→ Set problem
Write out the whole of the material exactly.
####################
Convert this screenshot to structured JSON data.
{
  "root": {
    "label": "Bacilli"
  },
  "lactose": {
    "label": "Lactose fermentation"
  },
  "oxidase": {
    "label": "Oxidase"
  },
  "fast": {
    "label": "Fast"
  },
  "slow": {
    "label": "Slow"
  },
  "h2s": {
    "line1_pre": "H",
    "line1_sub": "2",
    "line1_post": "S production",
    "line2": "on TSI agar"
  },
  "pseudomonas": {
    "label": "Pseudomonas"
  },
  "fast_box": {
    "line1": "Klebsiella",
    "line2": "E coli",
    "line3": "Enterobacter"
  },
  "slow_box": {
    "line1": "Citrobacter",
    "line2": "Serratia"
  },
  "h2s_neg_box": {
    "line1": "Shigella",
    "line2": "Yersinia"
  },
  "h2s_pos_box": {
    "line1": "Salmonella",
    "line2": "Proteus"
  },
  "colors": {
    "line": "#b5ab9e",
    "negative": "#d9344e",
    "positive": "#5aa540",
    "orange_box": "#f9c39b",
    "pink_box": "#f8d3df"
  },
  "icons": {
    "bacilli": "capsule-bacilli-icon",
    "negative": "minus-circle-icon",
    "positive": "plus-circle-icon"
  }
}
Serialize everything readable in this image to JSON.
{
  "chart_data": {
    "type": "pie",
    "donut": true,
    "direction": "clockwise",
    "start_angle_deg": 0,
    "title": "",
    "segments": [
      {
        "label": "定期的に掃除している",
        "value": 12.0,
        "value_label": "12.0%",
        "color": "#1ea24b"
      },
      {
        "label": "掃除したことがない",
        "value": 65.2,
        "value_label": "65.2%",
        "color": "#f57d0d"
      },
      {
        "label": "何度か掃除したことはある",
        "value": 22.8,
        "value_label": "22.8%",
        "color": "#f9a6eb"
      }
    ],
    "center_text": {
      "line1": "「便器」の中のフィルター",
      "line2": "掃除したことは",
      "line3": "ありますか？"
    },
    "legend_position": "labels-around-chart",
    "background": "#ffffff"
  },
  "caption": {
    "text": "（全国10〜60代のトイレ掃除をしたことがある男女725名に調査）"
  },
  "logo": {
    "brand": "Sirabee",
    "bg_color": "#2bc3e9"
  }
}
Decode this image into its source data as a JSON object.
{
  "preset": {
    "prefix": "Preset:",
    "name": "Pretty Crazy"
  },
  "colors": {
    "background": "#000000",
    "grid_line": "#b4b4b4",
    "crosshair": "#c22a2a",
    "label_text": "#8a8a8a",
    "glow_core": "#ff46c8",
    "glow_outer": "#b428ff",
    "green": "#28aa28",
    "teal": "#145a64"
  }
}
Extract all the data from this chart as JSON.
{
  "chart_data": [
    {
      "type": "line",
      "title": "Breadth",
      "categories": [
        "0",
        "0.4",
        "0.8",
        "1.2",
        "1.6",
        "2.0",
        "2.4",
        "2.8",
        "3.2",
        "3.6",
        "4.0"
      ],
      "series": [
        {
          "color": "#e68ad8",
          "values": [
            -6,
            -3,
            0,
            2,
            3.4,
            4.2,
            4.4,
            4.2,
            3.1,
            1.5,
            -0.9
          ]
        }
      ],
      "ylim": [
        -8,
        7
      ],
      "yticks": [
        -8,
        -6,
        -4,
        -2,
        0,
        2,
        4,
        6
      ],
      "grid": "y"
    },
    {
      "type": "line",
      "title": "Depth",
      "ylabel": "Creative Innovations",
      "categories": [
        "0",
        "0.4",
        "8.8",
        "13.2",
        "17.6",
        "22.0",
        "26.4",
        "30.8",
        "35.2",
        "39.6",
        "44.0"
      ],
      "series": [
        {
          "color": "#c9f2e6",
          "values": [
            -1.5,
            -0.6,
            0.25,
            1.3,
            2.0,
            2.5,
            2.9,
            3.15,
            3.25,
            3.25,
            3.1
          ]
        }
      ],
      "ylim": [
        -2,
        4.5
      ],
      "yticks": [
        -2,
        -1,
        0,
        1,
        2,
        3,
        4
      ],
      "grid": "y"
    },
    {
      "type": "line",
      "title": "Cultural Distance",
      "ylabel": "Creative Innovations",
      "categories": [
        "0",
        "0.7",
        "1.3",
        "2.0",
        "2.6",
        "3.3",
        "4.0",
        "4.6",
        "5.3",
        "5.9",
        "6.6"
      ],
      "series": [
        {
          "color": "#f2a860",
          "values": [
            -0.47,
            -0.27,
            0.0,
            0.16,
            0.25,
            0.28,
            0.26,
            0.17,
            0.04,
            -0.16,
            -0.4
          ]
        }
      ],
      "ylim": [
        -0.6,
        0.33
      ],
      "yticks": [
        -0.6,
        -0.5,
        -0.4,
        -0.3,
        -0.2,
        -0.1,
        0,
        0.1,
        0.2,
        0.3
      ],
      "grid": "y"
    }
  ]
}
####################
→ Response
Convert this screenshot to structured JSON data.
{
  "root": {
    "label": "Bacilli"
  },
  "lactose": {
    "label": "Lactose fermentation"
  },
  "oxidase": {
    "label": "Oxidase"
  },
  "fast": {
    "label": "Fast"
  },
  "slow": {
    "label": "Slow"
  },
  "h2s": {
    "line1_pre": "H",
    "line1_sub": "2",
    "line1_post": "S production",
    "line2": "on TSI agar"
  },
  "pseudomonas": {
    "label": "Pseudomonas"
  },
  "fast_box": {
    "line1": "Klebsiella",
    "line2": "E coli",
    "line3": "Enterobacter"
  },
  "slow_box": {
    "line1": "Citrobacter",
    "line2": "Serratia"
  },
  "h2s_neg_box": {
    "line1": "Shigella",
    "line2": "Yersinia"
  },
  "h2s_pos_box": {
    "line1": "Salmonella",
    "line2": "Proteus"
  },
  "colors": {
    "line": "#b5ab9e",
    "negative": "#d9344e",
    "positive": "#5aa540",
    "orange_box": "#f9c39b",
    "pink_box": "#f8d3df"
  },
  "icons": {
    "bacilli": "capsule-bacilli-icon",
    "negative": "minus-circle-icon",
    "positive": "plus-circle-icon"
  }
}
Serialize everything readable in this image to JSON.
{
  "chart_data": {
    "type": "pie",
    "donut": true,
    "direction": "clockwise",
    "start_angle_deg": 0,
    "title": "",
    "segments": [
      {
        "label": "定期的に掃除している",
        "value": 12.0,
        "value_label": "12.0%",
        "color": "#1ea24b"
      },
      {
        "label": "掃除したことがない",
        "value": 65.2,
        "value_label": "65.2%",
        "color": "#f57d0d"
      },
      {
        "label": "何度か掃除したことはある",
        "value": 22.8,
        "value_label": "22.8%",
        "color": "#f9a6eb"
      }
    ],
    "center_text": {
      "line1": "「便器」の中のフィルター",
      "line2": "掃除したことは",
      "line3": "ありますか？"
    },
    "legend_position": "labels-around-chart",
    "background": "#ffffff"
  },
  "caption": {
    "text": "（全国10〜60代のトイレ掃除をしたことがある男女725名に調査）"
  },
  "logo": {
    "brand": "Sirabee",
    "bg_color": "#2bc3e9"
  }
}
Decode this image into its source data as a JSON object.
{
  "preset": {
    "prefix": "Preset:",
    "name": "Pretty Crazy"
  },
  "colors": {
    "background": "#000000",
    "grid_line": "#b4b4b4",
    "crosshair": "#c22a2a",
    "label_text": "#8a8a8a",
    "glow_core": "#ff46c8",
    "glow_outer": "#b428ff",
    "green": "#28aa28",
    "teal": "#145a64"
  }
}
Extract all the data from this chart as JSON.
{
  "chart_data": [
    {
      "type": "line",
      "title": "Breadth",
      "categories": [
        "0",
        "0.4",
        "0.8",
        "1.2",
        "1.6",
        "2.0",
        "2.4",
        "2.8",
        "3.2",
        "3.6",
        "4.0"
      ],
      "series": [
        {
          "color": "#e68ad8",
          "values": [
            -6,
            -3,
            0,
            2,
            3.4,
            4.2,
            4.4,
            4.2,
            3.1,
            1.5,
            -0.9
          ]
        }
      ],
      "ylim": [
        -8,
        7
      ],
      "yticks": [
        -8,
        -6,
        -4,
        -2,
        0,
        2,
        4,
        6
      ],
      "grid": "y"
    },
    {
      "type": "line",
      "title": "Depth",
      "ylabel": "Creative Innovations",
      "categories": [
        "0",
        "0.4",
        "8.8",
        "13.2",
        "17.6",
        "22.0",
        "26.4",
        "30.8",
        "35.2",
        "39.6",
        "44.0"
      ],
      "series": [
        {
          "color": "#c9f2e6",
          "values": [
            -1.5,
            -0.6,
            0.25,
            1.3,
            2.0,
            2.5,
            2.9,
            3.15,
            3.25,
            3.25,
            3.1
          ]
        }
      ],
      "ylim": [
        -2,
        4.5
      ],
      "yticks": [
        -2,
        -1,
        0,
        1,
        2,
        3,
        4
      ],
      "grid": "y"
    },
    {
      "type": "line",
      "title": "Cultural Distance",
      "ylabel": "Creative Innovations",
      "categories": [
        "0",
        "0.7",
        "1.3",
        "2.0",
        "2.6",
        "3.3",
        "4.0",
        "4.6",
        "5.3",
        "5.9",
        "6.6"
      ],
      "series": [
        {
          "color": "#f2a860",
          "values": [
            -0.47,
            -0.27,
            0.0,
            0.16,
            0.25,
            0.28,
            0.26,
            0.17,
            0.04,
            -0.16,
            -0.4
          ]
        }
      ],
      "ylim": [
        -0.6,
        0.33
      ],
      "yticks": [
        -0.6,
        -0.5,
        -0.4,
        -0.3,
        -0.2,
        -0.1,
        0,
        0.1,
        0.2,
        0.3
      ],
      "grid": "y"
    }
  ]
}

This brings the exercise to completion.